__Teks yang Diberikan__
════════

REPUBLIKA.CO.ID,DENPASAR - Menjelang pemilihan gubernur Bali 15 Maret mendatang, aparat desa cenderung bersikap tidak netral. Hal itu terlihat dari penggiringan yang dilakukan oleh sejumlah kelihan banjar dan kepala dusun, agar warga mendukung salah satu pasangan calon.
Bahkan sejumlah bupati ditengarai memberikan instruksi dan membuat kebijakan yang menguntungkan salah satu pasangan calon. "Kami telah menerima laporan dari Panwaslu di kabupaten, terkait adanya kebijakan dari bupati setempat yang teridentifikasi menguntungkan salah satu pasangan calon gubernur. Itu bisa mengarah pada tindak pidana pemilu," kata Panwaslu Bali, Made Made Wena di Denpasar, Kamis (14/3).

════════

Bisakah Anda menuliskan ulang bagian teks berita tentang pemilihan gubernur Bali, mulai dari "REPUBLIKA.CO.ID,DENPASAR - Menjelang" hingga dan termasuk "Denpasar, Kamis (14/3).", tanpa mengubah apa pun? Daftar yang menyusul tidak ada hubungannya dengan teks berita di atas.

__Informasi Tertera__

════════

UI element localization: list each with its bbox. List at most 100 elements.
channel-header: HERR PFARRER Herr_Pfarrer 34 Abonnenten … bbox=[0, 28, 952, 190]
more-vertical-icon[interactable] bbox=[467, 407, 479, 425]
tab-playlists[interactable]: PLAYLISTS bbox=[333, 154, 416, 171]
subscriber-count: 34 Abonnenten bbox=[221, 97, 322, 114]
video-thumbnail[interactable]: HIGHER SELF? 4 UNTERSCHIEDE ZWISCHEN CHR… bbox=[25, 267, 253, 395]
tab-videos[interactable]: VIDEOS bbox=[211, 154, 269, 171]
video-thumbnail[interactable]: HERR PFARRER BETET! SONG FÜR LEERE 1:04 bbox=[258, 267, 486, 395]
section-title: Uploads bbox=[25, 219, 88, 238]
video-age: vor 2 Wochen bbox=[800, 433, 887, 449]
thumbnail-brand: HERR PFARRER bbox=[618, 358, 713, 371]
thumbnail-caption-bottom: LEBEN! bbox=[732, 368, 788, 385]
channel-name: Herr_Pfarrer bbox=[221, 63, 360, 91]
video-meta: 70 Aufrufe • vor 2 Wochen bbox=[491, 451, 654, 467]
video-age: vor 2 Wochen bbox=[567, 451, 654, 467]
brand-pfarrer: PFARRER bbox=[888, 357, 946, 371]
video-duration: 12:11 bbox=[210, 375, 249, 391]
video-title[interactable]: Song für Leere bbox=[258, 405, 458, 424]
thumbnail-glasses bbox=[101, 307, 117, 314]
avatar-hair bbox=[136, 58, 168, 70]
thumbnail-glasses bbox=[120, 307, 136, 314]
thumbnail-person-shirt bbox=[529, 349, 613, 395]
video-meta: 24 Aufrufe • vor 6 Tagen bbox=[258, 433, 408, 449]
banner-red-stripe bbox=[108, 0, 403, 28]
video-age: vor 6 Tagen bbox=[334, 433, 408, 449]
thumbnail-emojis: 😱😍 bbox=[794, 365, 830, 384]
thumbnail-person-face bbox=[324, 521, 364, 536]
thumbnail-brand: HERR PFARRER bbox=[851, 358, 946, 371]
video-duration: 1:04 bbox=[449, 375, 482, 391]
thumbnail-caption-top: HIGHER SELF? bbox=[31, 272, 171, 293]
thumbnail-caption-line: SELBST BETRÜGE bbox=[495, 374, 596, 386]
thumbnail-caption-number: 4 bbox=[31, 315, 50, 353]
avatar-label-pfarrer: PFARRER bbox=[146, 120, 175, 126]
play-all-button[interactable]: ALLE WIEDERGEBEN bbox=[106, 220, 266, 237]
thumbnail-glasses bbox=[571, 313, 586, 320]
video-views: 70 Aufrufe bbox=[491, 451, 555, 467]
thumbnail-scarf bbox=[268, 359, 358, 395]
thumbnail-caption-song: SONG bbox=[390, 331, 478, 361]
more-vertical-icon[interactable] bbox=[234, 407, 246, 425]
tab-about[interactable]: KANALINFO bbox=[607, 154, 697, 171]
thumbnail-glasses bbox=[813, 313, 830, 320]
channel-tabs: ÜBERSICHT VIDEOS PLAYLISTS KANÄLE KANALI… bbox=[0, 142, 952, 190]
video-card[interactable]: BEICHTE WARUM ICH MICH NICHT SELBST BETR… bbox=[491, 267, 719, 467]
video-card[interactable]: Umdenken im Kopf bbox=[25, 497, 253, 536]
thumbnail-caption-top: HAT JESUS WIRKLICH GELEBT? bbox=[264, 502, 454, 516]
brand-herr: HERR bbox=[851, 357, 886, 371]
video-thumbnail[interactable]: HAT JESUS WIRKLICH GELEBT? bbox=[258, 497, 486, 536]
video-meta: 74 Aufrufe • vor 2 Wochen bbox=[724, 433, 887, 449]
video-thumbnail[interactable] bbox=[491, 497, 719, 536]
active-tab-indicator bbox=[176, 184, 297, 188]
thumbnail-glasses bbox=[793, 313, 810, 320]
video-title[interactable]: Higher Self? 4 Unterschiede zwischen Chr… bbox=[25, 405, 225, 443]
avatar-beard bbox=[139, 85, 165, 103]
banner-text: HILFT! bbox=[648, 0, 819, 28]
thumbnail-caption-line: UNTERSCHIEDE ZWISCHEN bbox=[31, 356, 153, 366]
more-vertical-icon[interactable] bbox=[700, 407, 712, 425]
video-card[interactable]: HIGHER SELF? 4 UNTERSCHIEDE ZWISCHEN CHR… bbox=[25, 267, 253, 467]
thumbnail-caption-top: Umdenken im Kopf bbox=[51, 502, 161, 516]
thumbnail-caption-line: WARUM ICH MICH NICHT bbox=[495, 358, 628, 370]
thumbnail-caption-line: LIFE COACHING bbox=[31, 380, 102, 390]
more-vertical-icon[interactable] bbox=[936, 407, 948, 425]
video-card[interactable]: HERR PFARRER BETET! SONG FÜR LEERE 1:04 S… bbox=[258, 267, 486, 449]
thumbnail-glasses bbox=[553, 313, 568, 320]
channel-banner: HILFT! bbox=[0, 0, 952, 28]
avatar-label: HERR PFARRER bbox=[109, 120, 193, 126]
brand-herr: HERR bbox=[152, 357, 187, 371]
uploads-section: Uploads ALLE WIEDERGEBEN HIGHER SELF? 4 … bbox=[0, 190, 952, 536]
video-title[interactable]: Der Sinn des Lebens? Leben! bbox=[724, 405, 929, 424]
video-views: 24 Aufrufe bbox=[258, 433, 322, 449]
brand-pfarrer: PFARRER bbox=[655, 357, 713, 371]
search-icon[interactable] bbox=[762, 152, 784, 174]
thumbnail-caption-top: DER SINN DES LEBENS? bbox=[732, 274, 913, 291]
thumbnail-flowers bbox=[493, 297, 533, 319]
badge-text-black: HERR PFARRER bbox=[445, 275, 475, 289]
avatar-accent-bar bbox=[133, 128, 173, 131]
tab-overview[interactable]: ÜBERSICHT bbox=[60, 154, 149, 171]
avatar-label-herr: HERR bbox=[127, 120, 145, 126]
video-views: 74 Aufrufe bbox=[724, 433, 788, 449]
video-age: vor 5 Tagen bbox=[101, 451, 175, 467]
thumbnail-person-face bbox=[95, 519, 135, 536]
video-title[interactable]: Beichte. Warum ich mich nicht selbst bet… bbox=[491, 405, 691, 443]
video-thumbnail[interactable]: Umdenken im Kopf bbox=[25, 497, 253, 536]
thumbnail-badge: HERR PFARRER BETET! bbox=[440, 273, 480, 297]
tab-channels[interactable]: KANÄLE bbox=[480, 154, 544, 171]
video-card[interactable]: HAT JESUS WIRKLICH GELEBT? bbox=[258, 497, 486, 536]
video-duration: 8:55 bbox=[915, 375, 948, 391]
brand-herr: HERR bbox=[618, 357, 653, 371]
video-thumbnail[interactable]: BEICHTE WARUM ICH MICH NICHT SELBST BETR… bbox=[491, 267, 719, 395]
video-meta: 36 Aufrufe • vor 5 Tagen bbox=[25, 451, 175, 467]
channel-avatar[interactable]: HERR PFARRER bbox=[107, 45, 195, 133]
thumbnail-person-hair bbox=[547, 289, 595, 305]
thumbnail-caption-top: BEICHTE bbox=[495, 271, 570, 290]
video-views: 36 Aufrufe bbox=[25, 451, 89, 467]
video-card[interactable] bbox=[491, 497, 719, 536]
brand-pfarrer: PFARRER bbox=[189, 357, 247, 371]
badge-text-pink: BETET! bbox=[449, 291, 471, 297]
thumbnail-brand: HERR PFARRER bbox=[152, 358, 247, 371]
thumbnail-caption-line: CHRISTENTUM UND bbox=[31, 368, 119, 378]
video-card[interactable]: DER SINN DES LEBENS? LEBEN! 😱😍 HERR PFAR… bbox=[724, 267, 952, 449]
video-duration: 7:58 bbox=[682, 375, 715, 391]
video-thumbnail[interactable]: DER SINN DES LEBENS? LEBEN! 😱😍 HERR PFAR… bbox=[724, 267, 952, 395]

════════

__Jawaban Tugas__
REPUBLIKA.CO.ID,DENPASAR - Menjelang pemilihan gubernur Bali 15 Maret mendatang, aparat desa cenderung bersikap tidak netral. Hal itu terlihat dari penggiringan yang dilakukan oleh sejumlah kelihan banjar dan kepala dusun, agar warga mendukung salah satu pasangan calon.
Bahkan sejumlah bupati ditengarai memberikan instruksi dan membuat kebijakan yang menguntungkan salah satu pasangan calon. "Kami telah menerima laporan dari Panwaslu di kabupaten, terkait adanya kebijakan dari bupati setempat yang teridentifikasi menguntungkan salah satu pasangan calon gubernur. Itu bisa mengarah pada tindak pidana pemilu," kata Panwaslu Bali, Made Made Wena di Denpasar, Kamis (14/3).